[Stored dataset items]
----------

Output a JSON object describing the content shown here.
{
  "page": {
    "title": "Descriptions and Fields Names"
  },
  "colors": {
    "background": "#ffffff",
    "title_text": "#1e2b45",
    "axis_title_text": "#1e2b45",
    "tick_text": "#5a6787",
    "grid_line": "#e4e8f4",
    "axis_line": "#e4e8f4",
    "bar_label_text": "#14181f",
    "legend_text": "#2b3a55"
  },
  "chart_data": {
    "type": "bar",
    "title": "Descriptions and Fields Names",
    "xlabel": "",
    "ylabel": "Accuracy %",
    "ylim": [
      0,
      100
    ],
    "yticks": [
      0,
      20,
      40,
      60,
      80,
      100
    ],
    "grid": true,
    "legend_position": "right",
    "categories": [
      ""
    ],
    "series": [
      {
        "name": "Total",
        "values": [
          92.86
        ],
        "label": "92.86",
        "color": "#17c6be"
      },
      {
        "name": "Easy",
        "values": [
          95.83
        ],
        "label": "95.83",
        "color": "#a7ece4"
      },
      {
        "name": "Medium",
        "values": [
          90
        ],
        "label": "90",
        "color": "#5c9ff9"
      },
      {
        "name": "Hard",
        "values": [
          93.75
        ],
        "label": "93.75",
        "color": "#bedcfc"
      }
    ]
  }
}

----------

Task directions: Collect the lines that hold "Descriptions".

Final result:
    "title": "Descriptions and Fields Names"
    "title": "Descriptions and Fields Names",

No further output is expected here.